Problema posto 1:
Rispondi a queste domande sulle citazioni sull'Italia:
(a) Nel passo tratto da "Le piccole virtù", che cosa si sente circolare per le strade?
(b) Nella frase di Ennio Flaiano, fra quanti anni l'Italia sarà come l'avrà fatta la televisione?
(c) Nei versi di Lorenzo Stecchetti, dove vanno a farsi le leggi i poveri avvocati?

Estratto del documento:
=======

In copertina vignetta di Carlo Lazzaretti


L’Italia è un Paese pronto a piegarsi ai peggiori governi, è un Paese dove tutto funziona male, come si sa. È un Paese dove regna il disordine, il cinismo, l’incompetenza, la confusione. E tuttavia, per le strade si sente circolare l’intelligenza, come un vivido sangue. È un’intelligenza che, evidentemente, non serve a nulla. Essa non è spesa a beneficio di alcuna istituzione che possa migliorare di un poco la condizione umana. Tuttavia scalda il cuore e lo consola, se pure si tratta d’un ingannevole, e forse insensato, conforto.

da “Le piccole virtù” di N. Ginzburg


Fra trent’anni l’Italia sarà non come
l’avranno fatta i giovani
ma come l’avrà fatta la televisione.

(Ennio Flaiano)


In Italia nasciamo
Catoni e Cincinnati
Ladri? Ma non ne abbiamo
e i poveri avvocati
per non morir di stento
vanno a farsi le leggi in Parlamento.

(Lorenzo Stecchetti)

=======

Voci di annotazione spaziale:

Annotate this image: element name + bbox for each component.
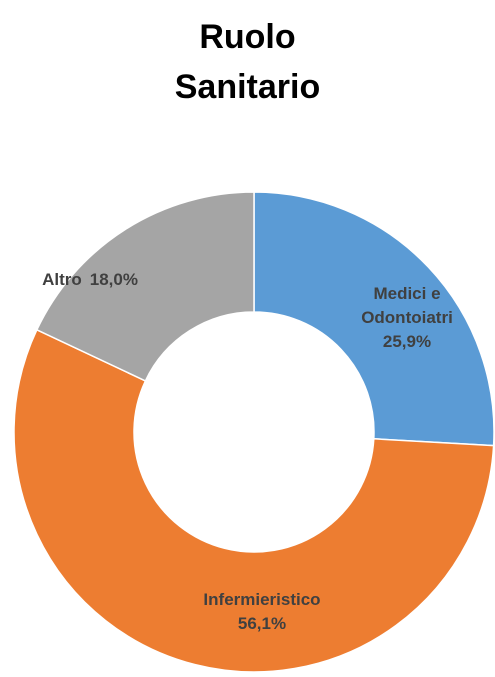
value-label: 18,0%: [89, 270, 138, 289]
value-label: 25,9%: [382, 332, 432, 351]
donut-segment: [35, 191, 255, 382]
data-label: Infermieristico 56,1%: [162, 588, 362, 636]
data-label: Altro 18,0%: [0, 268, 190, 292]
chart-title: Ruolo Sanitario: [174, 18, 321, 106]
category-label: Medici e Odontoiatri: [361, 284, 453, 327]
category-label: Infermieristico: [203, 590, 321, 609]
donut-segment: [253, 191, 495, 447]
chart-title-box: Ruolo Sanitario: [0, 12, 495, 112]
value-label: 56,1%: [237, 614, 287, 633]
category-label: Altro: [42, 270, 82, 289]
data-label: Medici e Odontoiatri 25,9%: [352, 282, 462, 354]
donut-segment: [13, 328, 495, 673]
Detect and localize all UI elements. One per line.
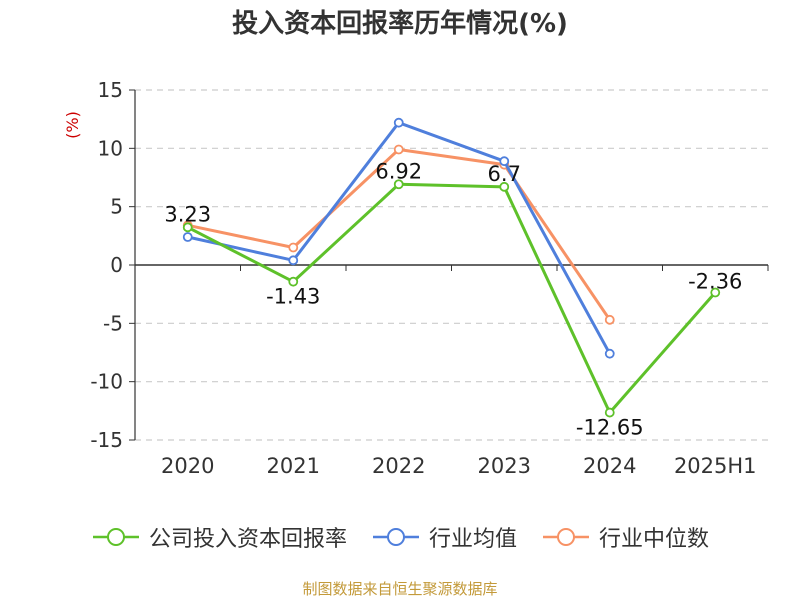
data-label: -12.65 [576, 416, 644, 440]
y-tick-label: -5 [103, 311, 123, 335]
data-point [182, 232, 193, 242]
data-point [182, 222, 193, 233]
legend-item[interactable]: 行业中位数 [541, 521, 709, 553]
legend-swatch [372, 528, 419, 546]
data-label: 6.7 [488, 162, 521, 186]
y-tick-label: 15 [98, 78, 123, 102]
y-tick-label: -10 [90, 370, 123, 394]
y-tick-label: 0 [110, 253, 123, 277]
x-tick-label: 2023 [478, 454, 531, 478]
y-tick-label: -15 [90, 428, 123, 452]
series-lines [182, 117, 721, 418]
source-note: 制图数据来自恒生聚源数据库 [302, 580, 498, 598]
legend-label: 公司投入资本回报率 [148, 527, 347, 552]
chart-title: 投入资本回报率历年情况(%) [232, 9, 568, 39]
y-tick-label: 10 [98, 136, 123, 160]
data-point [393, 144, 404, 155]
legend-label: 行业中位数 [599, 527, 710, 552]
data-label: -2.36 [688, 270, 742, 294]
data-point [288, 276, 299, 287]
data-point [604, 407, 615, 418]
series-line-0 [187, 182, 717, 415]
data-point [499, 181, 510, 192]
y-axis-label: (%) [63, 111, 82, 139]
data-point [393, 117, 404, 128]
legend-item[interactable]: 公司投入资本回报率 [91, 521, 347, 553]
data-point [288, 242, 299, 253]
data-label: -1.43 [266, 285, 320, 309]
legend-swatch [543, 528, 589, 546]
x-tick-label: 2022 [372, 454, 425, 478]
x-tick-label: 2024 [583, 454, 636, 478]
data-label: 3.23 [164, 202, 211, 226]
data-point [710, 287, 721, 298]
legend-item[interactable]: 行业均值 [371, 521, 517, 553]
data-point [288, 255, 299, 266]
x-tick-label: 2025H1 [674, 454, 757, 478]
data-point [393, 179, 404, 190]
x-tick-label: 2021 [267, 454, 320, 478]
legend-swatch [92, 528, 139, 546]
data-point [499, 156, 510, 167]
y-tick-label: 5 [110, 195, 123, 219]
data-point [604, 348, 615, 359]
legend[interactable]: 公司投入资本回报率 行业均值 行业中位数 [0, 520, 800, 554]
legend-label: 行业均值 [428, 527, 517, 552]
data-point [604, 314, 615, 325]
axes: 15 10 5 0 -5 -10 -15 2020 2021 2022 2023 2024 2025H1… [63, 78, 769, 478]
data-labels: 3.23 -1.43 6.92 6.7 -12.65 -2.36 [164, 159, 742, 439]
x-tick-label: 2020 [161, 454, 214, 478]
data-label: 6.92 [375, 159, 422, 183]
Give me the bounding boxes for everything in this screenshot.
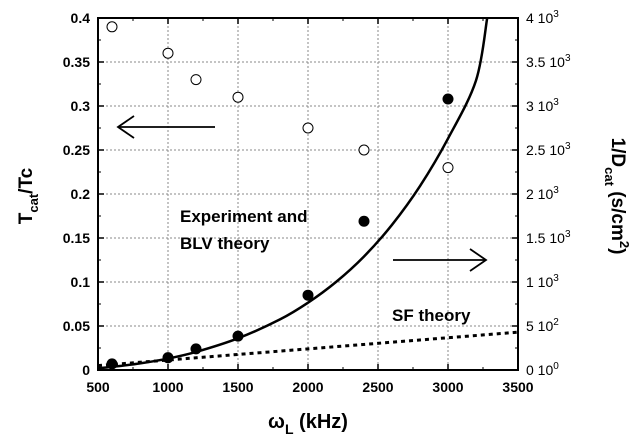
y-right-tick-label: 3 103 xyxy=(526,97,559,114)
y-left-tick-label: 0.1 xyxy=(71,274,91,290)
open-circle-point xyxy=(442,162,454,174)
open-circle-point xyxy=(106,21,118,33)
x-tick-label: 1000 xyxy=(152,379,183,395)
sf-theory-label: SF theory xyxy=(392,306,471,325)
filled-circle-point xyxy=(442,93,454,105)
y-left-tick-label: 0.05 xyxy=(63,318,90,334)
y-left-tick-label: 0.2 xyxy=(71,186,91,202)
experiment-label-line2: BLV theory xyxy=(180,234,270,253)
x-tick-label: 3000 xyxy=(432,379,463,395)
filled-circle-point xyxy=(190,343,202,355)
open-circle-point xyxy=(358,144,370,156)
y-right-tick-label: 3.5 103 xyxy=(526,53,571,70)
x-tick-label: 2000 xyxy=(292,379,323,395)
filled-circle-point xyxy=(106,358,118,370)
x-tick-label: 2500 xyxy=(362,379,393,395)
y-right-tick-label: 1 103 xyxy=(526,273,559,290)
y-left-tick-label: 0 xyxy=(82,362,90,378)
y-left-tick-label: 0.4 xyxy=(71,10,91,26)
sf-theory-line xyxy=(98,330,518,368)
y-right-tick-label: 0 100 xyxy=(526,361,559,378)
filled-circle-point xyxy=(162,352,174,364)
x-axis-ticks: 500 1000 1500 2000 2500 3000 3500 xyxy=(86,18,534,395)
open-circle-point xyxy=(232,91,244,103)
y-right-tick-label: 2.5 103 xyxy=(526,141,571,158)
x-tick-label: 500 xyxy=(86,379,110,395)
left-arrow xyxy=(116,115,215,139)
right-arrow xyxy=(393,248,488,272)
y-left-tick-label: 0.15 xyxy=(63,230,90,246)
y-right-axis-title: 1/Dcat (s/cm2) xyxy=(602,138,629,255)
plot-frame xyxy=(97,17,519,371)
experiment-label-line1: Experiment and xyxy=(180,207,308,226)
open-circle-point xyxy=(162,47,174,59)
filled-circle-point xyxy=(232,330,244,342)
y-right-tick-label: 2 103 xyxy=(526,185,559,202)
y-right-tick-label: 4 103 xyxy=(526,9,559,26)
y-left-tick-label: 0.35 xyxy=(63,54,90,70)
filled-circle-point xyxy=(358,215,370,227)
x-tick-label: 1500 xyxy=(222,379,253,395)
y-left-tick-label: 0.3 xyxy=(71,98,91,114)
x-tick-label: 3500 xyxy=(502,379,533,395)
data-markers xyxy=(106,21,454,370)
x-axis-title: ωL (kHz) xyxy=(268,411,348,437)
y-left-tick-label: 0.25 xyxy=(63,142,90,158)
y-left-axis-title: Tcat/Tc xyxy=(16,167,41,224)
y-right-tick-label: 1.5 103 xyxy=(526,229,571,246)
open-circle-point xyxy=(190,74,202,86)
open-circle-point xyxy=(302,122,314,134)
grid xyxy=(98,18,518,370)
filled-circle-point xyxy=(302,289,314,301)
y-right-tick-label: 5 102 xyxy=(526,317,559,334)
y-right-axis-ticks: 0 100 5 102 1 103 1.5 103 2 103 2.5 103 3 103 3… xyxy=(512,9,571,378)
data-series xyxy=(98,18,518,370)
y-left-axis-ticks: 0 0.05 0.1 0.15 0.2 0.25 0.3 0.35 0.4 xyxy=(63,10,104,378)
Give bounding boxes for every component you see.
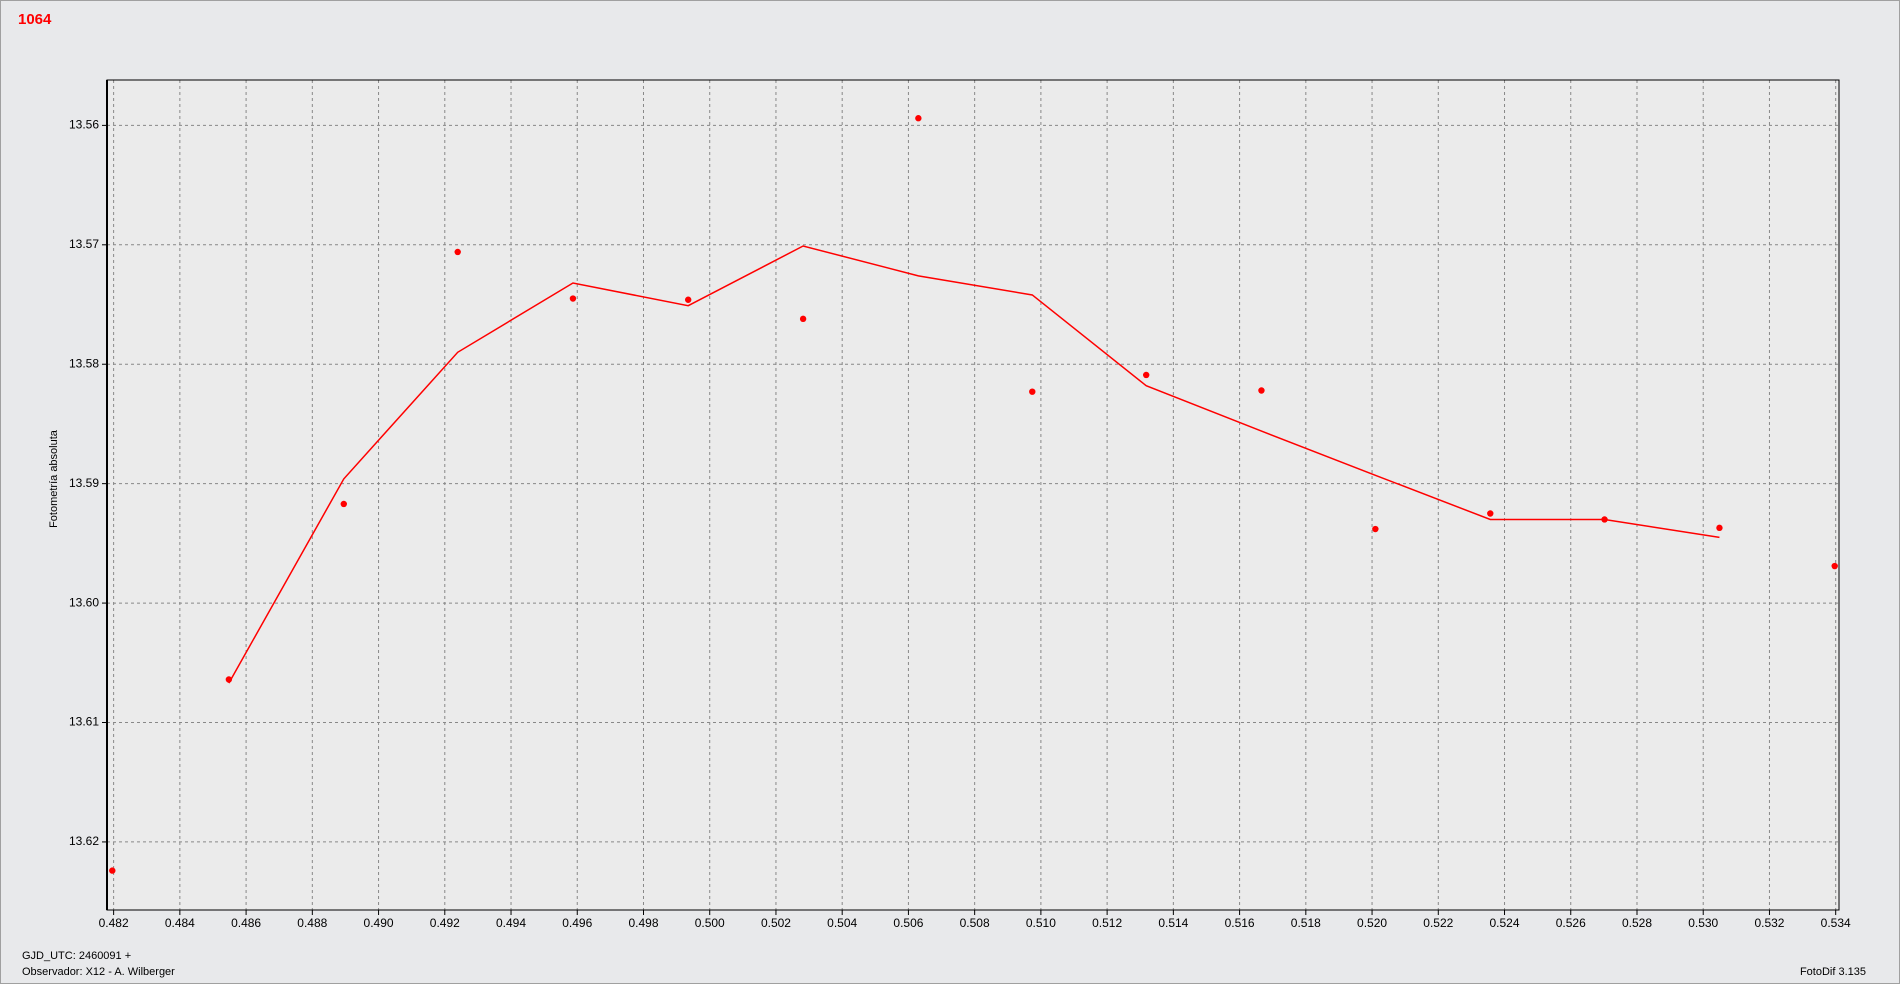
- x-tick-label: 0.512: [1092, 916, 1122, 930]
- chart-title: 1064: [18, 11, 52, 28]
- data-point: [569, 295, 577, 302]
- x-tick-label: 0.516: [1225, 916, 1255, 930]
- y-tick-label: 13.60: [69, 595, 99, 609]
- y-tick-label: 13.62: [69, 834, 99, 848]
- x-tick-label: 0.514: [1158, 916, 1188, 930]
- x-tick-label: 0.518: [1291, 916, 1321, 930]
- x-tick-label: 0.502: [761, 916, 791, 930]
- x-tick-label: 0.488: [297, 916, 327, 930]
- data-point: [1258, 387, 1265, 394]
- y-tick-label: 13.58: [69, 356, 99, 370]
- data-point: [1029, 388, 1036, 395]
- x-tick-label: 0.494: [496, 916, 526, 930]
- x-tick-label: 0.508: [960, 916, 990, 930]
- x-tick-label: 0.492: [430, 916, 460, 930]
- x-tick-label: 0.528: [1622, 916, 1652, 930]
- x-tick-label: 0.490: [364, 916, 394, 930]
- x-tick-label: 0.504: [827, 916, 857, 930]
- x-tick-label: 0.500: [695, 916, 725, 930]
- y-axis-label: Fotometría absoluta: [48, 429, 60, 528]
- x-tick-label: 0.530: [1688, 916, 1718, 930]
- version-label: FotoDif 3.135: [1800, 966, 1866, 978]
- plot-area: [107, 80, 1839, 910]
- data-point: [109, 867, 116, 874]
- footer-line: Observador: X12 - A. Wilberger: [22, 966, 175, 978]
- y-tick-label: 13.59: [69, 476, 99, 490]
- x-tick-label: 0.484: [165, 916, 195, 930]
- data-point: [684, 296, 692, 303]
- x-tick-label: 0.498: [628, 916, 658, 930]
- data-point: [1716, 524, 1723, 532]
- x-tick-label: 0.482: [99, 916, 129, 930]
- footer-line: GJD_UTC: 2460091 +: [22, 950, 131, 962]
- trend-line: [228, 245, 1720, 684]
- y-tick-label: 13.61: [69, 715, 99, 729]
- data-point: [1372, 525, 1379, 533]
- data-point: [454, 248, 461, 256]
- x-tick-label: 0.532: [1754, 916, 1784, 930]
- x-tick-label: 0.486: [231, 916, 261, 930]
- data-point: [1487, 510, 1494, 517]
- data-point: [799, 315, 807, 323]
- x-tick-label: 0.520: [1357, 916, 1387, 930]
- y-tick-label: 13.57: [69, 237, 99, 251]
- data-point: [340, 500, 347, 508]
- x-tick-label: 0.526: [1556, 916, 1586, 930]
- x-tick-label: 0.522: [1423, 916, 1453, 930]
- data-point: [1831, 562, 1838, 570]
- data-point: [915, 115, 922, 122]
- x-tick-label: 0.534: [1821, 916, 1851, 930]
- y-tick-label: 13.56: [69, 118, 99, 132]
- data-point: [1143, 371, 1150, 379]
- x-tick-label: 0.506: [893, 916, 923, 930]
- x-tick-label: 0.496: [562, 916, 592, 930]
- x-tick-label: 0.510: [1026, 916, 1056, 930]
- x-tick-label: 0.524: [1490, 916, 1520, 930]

=======

Problema posto 2: Nelle voci, dall'inizio fino alla riga che contiene "Detect and localize" compresa, cambia "donut-segment" in "segmento-anello" e lascia tutto il resto com'è. Riscrivi solo quelle righe, senza le immagini.

Risposta attesa 1:
(a) L'intelligenza, come un vivido sangue.
(b) Fra trent'anni.
(c) In Parlamento.

Risposta attesa 2:
Annotate this image: element name + bbox for each component.
value-label: 18,0%: [89, 270, 138, 289]
value-label: 25,9%: [382, 332, 432, 351]
segmento-anello: [35, 191, 255, 382]
data-label: Infermieristico 56,1%: [162, 588, 362, 636]
data-label: Altro 18,0%: [0, 268, 190, 292]
chart-title: Ruolo Sanitario: [174, 18, 321, 106]
category-label: Medici e Odontoiatri: [361, 284, 453, 327]
category-label: Infermieristico: [203, 590, 321, 609]
segmento-anello: [253, 191, 495, 447]
chart-title-box: Ruolo Sanitario: [0, 12, 495, 112]
value-label: 56,1%: [237, 614, 287, 633]
category-label: Altro: [42, 270, 82, 289]
data-label: Medici e Odontoiatri 25,9%: [352, 282, 462, 354]
segmento-anello: [13, 328, 495, 673]
Detect and localize all UI elements. One per line.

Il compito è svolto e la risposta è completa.